Job: Each line of the data that includes the string "value" is to be copied out.

• • •

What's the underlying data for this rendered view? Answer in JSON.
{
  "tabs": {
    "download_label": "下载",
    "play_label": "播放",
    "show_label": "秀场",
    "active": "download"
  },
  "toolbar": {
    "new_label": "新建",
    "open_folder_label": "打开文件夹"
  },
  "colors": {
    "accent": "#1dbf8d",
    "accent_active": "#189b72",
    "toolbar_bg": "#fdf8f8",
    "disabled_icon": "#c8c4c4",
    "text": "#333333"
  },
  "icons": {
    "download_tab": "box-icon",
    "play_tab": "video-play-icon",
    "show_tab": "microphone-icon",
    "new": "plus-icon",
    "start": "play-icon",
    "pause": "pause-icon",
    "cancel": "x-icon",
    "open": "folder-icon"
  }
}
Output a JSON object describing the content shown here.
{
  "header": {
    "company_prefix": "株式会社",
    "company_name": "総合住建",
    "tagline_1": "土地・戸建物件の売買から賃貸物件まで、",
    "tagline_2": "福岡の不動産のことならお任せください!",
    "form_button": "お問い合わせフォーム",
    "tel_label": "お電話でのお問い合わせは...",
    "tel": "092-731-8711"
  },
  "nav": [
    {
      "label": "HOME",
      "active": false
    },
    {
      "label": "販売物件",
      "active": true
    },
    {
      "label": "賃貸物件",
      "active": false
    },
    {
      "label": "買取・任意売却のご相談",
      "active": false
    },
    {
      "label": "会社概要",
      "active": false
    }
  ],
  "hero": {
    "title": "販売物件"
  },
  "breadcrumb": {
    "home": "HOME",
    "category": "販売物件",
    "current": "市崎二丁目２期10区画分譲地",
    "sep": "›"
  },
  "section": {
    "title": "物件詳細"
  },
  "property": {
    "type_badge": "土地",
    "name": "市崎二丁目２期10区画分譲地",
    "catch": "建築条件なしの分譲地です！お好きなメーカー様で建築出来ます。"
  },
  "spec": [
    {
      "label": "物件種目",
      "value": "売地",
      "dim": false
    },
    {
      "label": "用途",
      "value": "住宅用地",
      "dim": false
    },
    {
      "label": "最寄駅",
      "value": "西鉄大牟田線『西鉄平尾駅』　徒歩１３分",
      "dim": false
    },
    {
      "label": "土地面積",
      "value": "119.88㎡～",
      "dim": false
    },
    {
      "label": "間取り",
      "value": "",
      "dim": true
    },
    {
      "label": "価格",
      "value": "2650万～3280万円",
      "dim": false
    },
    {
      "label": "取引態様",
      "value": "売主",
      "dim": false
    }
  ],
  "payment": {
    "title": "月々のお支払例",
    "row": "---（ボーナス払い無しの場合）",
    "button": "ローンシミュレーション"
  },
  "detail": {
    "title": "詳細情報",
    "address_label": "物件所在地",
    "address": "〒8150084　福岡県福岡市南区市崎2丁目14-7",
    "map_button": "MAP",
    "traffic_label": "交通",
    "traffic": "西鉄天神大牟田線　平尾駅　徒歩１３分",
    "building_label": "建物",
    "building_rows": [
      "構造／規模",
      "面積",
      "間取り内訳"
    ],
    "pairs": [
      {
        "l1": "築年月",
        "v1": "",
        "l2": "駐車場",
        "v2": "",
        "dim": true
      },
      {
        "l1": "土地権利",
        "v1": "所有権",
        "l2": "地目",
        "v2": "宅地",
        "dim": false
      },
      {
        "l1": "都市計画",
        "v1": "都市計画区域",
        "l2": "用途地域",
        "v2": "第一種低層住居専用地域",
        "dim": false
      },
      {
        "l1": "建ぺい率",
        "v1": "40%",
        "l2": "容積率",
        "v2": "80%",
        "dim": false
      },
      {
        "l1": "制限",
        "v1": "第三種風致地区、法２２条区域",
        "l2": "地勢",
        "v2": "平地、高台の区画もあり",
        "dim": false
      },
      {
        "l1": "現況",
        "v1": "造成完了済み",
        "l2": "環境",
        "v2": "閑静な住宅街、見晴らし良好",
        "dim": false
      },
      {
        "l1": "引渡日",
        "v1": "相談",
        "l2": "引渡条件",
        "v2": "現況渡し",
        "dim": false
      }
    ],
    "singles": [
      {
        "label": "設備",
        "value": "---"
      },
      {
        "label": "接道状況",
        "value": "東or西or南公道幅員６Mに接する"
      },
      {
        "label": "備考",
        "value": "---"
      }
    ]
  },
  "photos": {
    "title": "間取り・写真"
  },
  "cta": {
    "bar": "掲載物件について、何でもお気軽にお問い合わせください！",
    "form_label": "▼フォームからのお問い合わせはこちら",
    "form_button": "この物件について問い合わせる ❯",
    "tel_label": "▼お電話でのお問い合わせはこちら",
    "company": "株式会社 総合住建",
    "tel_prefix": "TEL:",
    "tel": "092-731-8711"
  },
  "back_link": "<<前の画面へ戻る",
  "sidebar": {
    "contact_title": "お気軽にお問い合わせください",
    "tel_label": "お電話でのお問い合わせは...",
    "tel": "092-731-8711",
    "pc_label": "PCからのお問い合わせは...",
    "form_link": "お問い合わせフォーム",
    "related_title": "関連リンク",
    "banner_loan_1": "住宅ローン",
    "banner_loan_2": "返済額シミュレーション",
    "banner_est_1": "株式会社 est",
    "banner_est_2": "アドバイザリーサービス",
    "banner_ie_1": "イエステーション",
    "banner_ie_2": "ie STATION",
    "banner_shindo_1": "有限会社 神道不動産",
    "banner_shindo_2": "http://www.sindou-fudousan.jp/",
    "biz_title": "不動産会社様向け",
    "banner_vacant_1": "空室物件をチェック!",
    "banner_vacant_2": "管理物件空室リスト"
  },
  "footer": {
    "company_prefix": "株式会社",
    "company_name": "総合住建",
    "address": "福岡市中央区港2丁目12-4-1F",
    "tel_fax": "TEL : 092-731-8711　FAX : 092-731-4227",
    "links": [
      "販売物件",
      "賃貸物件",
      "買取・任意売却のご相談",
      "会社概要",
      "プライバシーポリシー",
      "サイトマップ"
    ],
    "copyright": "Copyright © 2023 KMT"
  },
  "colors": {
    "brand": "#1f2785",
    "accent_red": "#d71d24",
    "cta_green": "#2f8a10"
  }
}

• • •

Response to the exercise:
      "value": "売地",
      "value": "住宅用地",
      "value": "西鉄大牟田線『西鉄平尾駅』　徒歩１３分",
      "value": "119.88㎡～",
      "value": "",
      "value": "2650万～3280万円",
      "value": "売主",
        "value": "---"
        "value": "東or西or南公道幅員６Mに接する"
        "value": "---"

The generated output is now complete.